- _Exercise description_
Write the material out again, line by line, exactly as it is.

- _Available records_

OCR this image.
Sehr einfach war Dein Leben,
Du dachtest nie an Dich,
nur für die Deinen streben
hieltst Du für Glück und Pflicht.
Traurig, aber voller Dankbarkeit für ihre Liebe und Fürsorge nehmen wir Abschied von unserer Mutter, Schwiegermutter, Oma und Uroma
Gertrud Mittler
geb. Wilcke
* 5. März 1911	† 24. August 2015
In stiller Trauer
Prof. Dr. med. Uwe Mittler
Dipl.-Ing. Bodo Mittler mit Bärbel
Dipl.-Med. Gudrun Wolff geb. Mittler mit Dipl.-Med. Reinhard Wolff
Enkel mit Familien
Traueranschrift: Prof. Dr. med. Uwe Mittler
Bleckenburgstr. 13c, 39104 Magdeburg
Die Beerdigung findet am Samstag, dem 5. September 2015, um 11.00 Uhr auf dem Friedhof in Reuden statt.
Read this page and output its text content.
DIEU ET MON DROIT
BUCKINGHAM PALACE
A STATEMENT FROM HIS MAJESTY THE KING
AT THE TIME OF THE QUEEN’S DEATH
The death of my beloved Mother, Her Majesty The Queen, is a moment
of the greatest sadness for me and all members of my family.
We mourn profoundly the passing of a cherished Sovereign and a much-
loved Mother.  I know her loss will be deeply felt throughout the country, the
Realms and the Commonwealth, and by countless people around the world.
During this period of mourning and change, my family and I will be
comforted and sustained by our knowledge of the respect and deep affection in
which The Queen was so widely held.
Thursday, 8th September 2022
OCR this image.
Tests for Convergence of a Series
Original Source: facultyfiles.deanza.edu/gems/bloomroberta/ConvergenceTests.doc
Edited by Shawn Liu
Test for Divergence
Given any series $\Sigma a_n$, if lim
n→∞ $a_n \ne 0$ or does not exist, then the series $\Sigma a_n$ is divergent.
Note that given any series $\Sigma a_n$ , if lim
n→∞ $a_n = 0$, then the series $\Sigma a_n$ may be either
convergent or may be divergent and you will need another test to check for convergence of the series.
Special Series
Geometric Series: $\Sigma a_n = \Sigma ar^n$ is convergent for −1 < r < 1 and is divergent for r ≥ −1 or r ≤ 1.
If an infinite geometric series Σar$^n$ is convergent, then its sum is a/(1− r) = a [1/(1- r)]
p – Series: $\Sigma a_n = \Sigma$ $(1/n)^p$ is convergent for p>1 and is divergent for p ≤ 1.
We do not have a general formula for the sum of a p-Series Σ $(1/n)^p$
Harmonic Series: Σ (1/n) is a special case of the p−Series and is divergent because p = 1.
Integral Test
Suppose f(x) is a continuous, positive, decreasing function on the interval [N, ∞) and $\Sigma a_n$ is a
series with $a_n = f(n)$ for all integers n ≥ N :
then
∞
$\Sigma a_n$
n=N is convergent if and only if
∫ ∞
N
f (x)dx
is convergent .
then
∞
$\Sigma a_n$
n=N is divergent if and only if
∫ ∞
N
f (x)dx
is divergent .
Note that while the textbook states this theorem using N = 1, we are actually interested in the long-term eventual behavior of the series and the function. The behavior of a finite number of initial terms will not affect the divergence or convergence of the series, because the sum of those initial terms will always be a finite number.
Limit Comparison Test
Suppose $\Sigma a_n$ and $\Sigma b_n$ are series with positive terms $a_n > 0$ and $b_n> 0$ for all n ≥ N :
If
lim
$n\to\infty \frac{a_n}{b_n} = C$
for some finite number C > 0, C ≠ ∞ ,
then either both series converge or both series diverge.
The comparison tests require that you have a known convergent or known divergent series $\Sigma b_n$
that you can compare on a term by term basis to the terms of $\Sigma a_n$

- _Task answer_
OCR this image.
Sehr einfach war Dein Leben,
Du dachtest nie an Dich,
nur für die Deinen streben
hieltst Du für Glück und Pflicht.
Traurig, aber voller Dankbarkeit für ihre Liebe und Fürsorge nehmen wir Abschied von unserer Mutter, Schwiegermutter, Oma und Uroma
Gertrud Mittler
geb. Wilcke
* 5. März 1911	† 24. August 2015
In stiller Trauer
Prof. Dr. med. Uwe Mittler
Dipl.-Ing. Bodo Mittler mit Bärbel
Dipl.-Med. Gudrun Wolff geb. Mittler mit Dipl.-Med. Reinhard Wolff
Enkel mit Familien
Traueranschrift: Prof. Dr. med. Uwe Mittler
Bleckenburgstr. 13c, 39104 Magdeburg
Die Beerdigung findet am Samstag, dem 5. September 2015, um 11.00 Uhr auf dem Friedhof in Reuden statt.
Read this page and output its text content.
DIEU ET MON DROIT
BUCKINGHAM PALACE
A STATEMENT FROM HIS MAJESTY THE KING
AT THE TIME OF THE QUEEN’S DEATH
The death of my beloved Mother, Her Majesty The Queen, is a moment
of the greatest sadness for me and all members of my family.
We mourn profoundly the passing of a cherished Sovereign and a much-
loved Mother.  I know her loss will be deeply felt throughout the country, the
Realms and the Commonwealth, and by countless people around the world.
During this period of mourning and change, my family and I will be
comforted and sustained by our knowledge of the respect and deep affection in
which The Queen was so widely held.
Thursday, 8th September 2022
OCR this image.
Tests for Convergence of a Series
Original Source: facultyfiles.deanza.edu/gems/bloomroberta/ConvergenceTests.doc
Edited by Shawn Liu
Test for Divergence
Given any series $\Sigma a_n$, if lim
n→∞ $a_n \ne 0$ or does not exist, then the series $\Sigma a_n$ is divergent.
Note that given any series $\Sigma a_n$ , if lim
n→∞ $a_n = 0$, then the series $\Sigma a_n$ may be either
convergent or may be divergent and you will need another test to check for convergence of the series.
Special Series
Geometric Series: $\Sigma a_n = \Sigma ar^n$ is convergent for −1 < r < 1 and is divergent for r ≥ −1 or r ≤ 1.
If an infinite geometric series Σar$^n$ is convergent, then its sum is a/(1− r) = a [1/(1- r)]
p – Series: $\Sigma a_n = \Sigma$ $(1/n)^p$ is convergent for p>1 and is divergent for p ≤ 1.
We do not have a general formula for the sum of a p-Series Σ $(1/n)^p$
Harmonic Series: Σ (1/n) is a special case of the p−Series and is divergent because p = 1.
Integral Test
Suppose f(x) is a continuous, positive, decreasing function on the interval [N, ∞) and $\Sigma a_n$ is a
series with $a_n = f(n)$ for all integers n ≥ N :
then
∞
$\Sigma a_n$
n=N is convergent if and only if
∫ ∞
N
f (x)dx
is convergent .
then
∞
$\Sigma a_n$
n=N is divergent if and only if
∫ ∞
N
f (x)dx
is divergent .
Note that while the textbook states this theorem using N = 1, we are actually interested in the long-term eventual behavior of the series and the function. The behavior of a finite number of initial terms will not affect the divergence or convergence of the series, because the sum of those initial terms will always be a finite number.
Limit Comparison Test
Suppose $\Sigma a_n$ and $\Sigma b_n$ are series with positive terms $a_n > 0$ and $b_n> 0$ for all n ≥ N :
If
lim
$n\to\infty \frac{a_n}{b_n} = C$
for some finite number C > 0, C ≠ ∞ ,
then either both series converge or both series diverge.
The comparison tests require that you have a known convergent or known divergent series $\Sigma b_n$
that you can compare on a term by term basis to the terms of $\Sigma a_n$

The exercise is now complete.